→ EXERCISE INSTRUCTIONS
Reproduce the listing below exactly. Pictures do not belong in the copy.

--- start GIVEN RECORDS ---

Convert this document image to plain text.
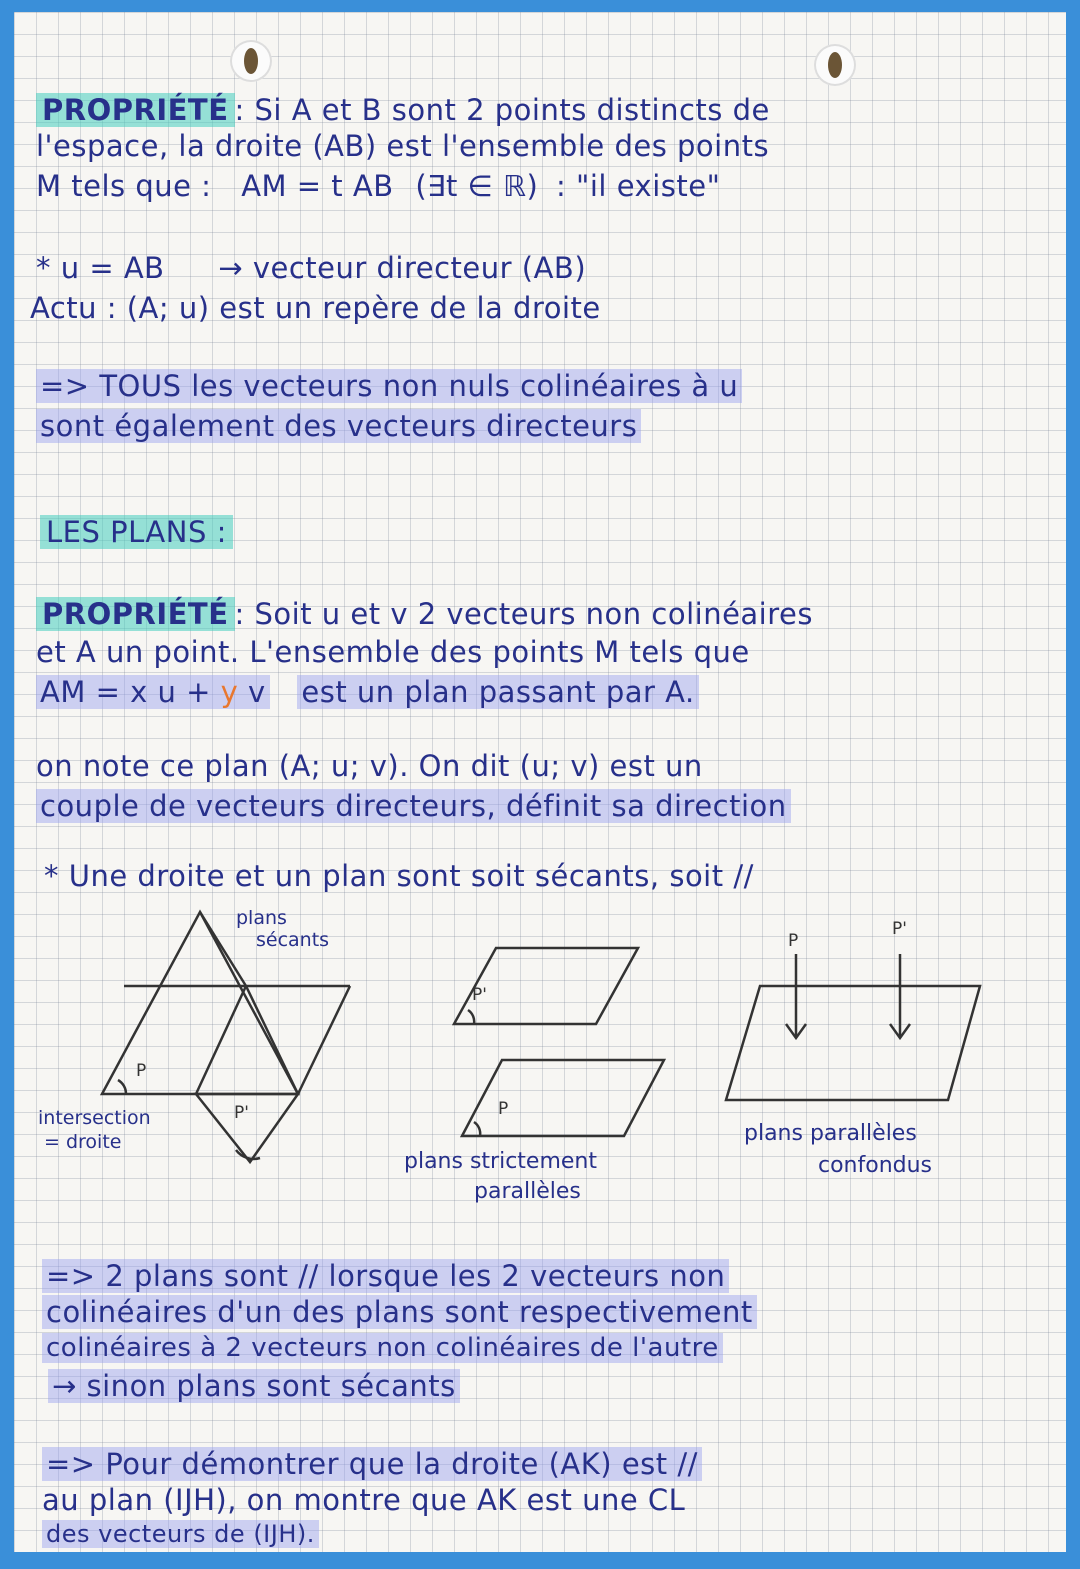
PROPRIÉTÉ : Si A et B sont 2 points distincts de
l'espace, la droite (AB) est l'ensemble des points
M tels que : AM = t AB (∃t ∈ ℝ) : "il existe"
* u = AB → vecteur directeur (AB)
Actu : (A; u) est un repère de la droite
=> TOUS les vecteurs non nuls colinéaires à u
sont également des vecteurs directeurs
LES PLANS :
PROPRIÉTÉ : Soit u et v 2 vecteurs non colinéaires
et A un point. L'ensemble des points M tels que
AM = x u + y v est un plan passant par A.
on note ce plan (A; u; v). On dit (u; v) est un
couple de vecteurs directeurs, définit sa direction
* Une droite et un plan sont soit sécants, soit //
plans
sécants
intersection
= droite
plans strictement
parallèles
plans parallèles
confondus
P
P'
P'
P
P
P'
=> 2 plans sont // lorsque les 2 vecteurs non
colinéaires d'un des plans sont respectivement
colinéaires à 2 vecteurs non colinéaires de l'autre
→ sinon plans sont sécants
=> Pour démontrer que la droite (AK) est //
au plan (IJH), on montre que AK est une CL
des vecteurs de (IJH).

--- end GIVEN RECORDS ---

→ ANSWER
Convert this document image to plain text.
PROPRIÉTÉ : Si A et B sont 2 points distincts de
l'espace, la droite (AB) est l'ensemble des points
M tels que : AM = t AB (∃t ∈ ℝ) : "il existe"
* u = AB → vecteur directeur (AB)
Actu : (A; u) est un repère de la droite
=> TOUS les vecteurs non nuls colinéaires à u
sont également des vecteurs directeurs
LES PLANS :
PROPRIÉTÉ : Soit u et v 2 vecteurs non colinéaires
et A un point. L'ensemble des points M tels que
AM = x u + y v est un plan passant par A.
on note ce plan (A; u; v). On dit (u; v) est un
couple de vecteurs directeurs, définit sa direction
* Une droite et un plan sont soit sécants, soit //
plans
sécants
intersection
= droite
plans strictement
parallèles
plans parallèles
confondus
P
P'
P'
P
P
P'
=> 2 plans sont // lorsque les 2 vecteurs non
colinéaires d'un des plans sont respectivement
colinéaires à 2 vecteurs non colinéaires de l'autre
→ sinon plans sont sécants
=> Pour démontrer que la droite (AK) est //
au plan (IJH), on montre que AK est une CL
des vecteurs de (IJH).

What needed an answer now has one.